- [Exercise instructions] Below are records to repeat exactly. Omit the pictures from the copy.
▶
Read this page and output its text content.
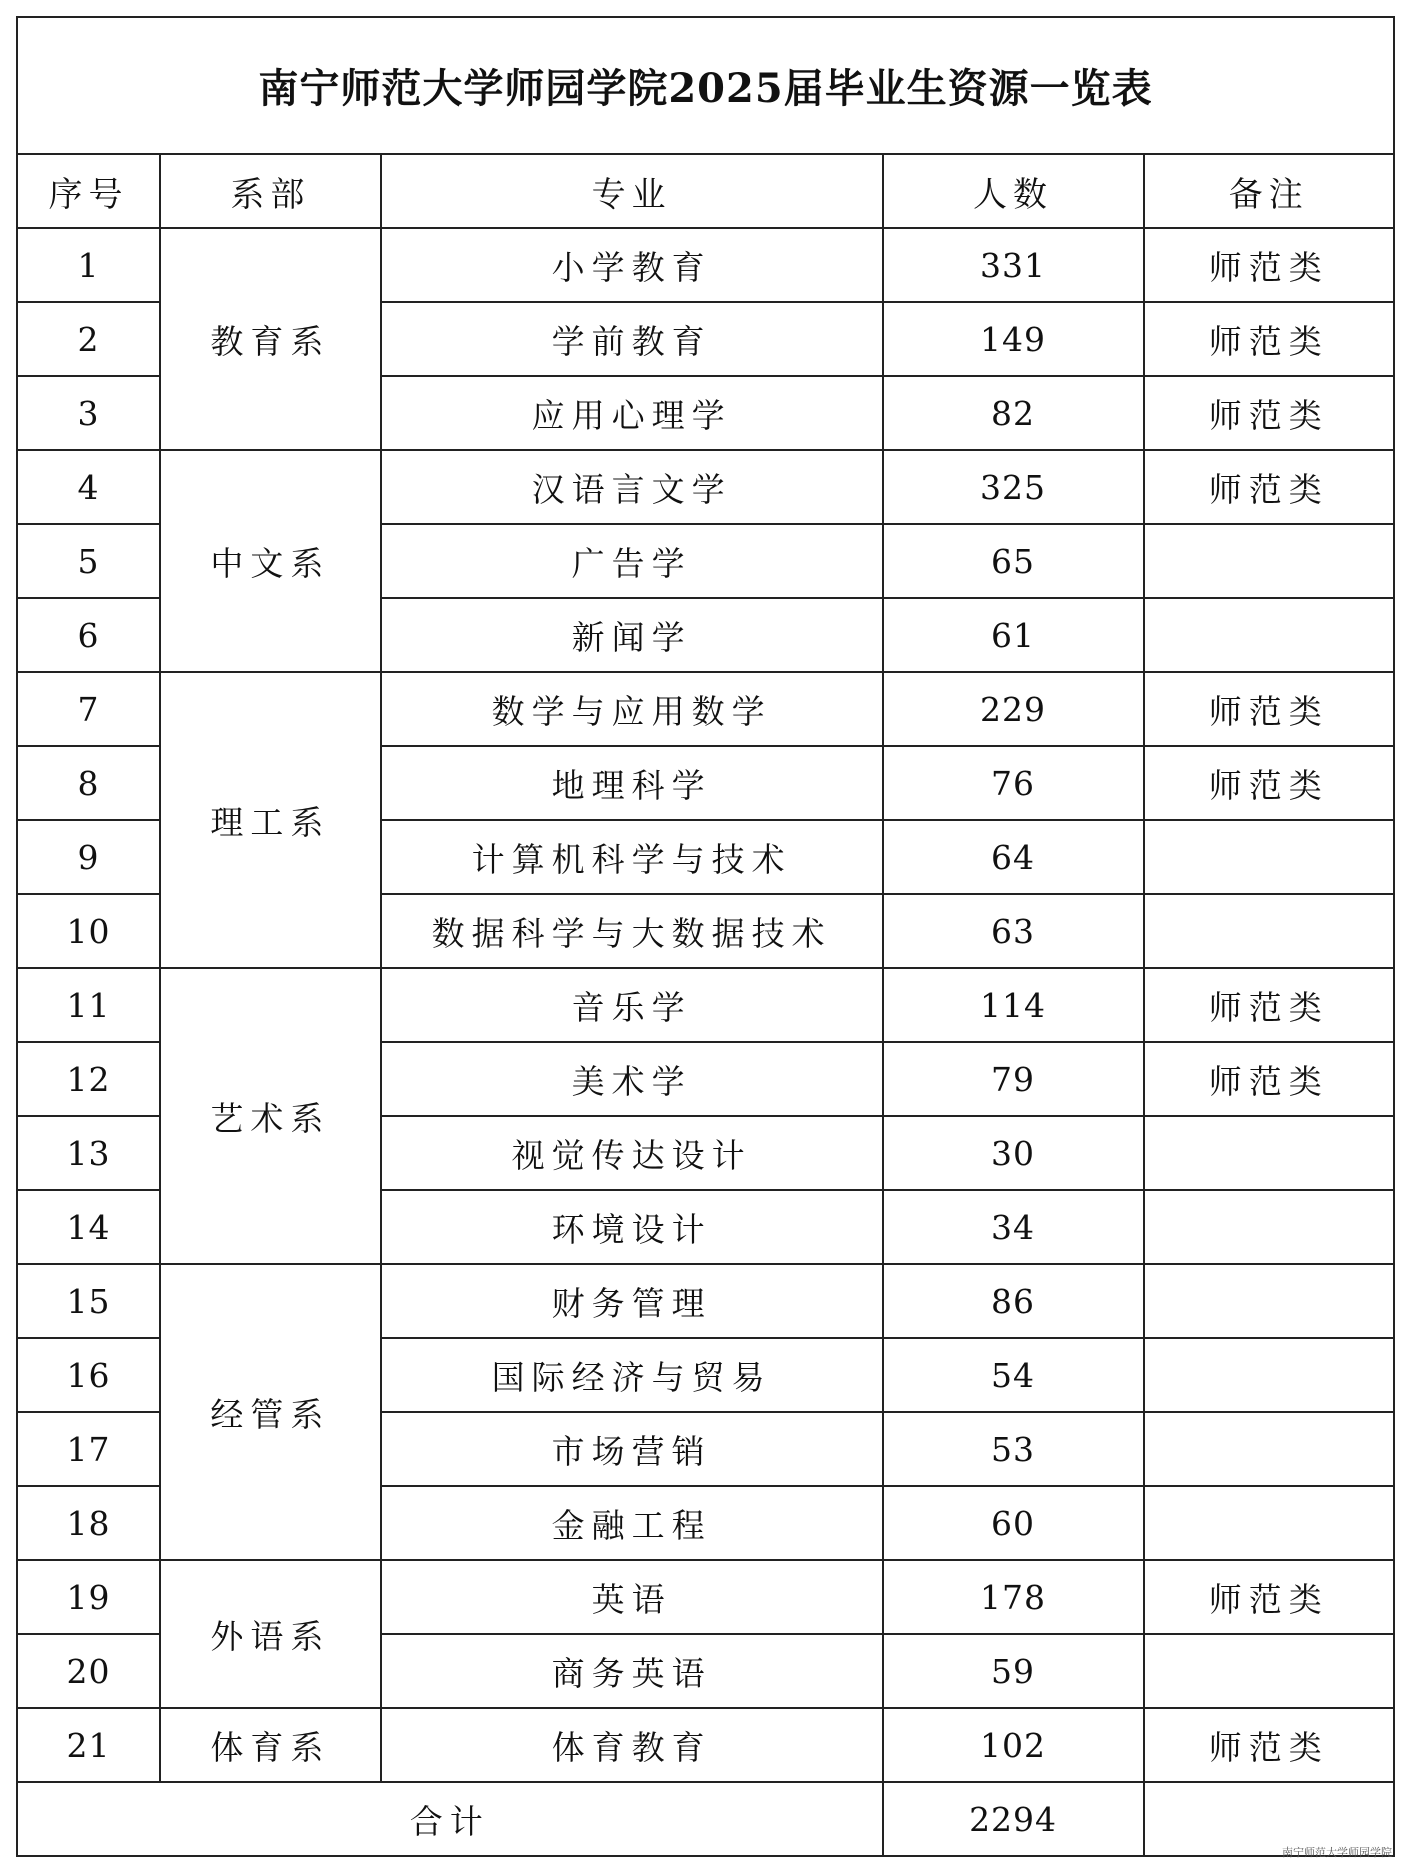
南宁师范大学师园学院2025届毕业生资源一览表				
序号	系部	专业	人数	备注
1	教育系	小学教育	331	师范类
2		学前教育	149	师范类
3		应用心理学	82	师范类
4	中文系	汉语言文学	325	师范类
5		广告学	65	
6		新闻学	61	
7	理工系	数学与应用数学	229	师范类
8		地理科学	76	师范类
9		计算机科学与技术	64	
10		数据科学与大数据技术	63	
11	艺术系	音乐学	114	师范类
12		美术学	79	师范类
13		视觉传达设计	30	
14		环境设计	34	
15	经管系	财务管理	86	
16		国际经济与贸易	54	
17		市场营销	53	
18		金融工程	60	
19	外语系	英语	178	师范类
20		商务英语	59	
21	体育系	体育教育	102	师范类
合计			2294	
南宁师范大学师园学院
◀
- [Task response]
Read this page and output its text content.
南宁师范大学师园学院2025届毕业生资源一览表				
序号	系部	专业	人数	备注
1	教育系	小学教育	331	师范类
2		学前教育	149	师范类
3		应用心理学	82	师范类
4	中文系	汉语言文学	325	师范类
5		广告学	65	
6		新闻学	61	
7	理工系	数学与应用数学	229	师范类
8		地理科学	76	师范类
9		计算机科学与技术	64	
10		数据科学与大数据技术	63	
11	艺术系	音乐学	114	师范类
12		美术学	79	师范类
13		视觉传达设计	30	
14		环境设计	34	
15	经管系	财务管理	86	
16		国际经济与贸易	54	
17		市场营销	53	
18		金融工程	60	
19	外语系	英语	178	师范类
20		商务英语	59	
21	体育系	体育教育	102	师范类
合计			2294	
南宁师范大学师园学院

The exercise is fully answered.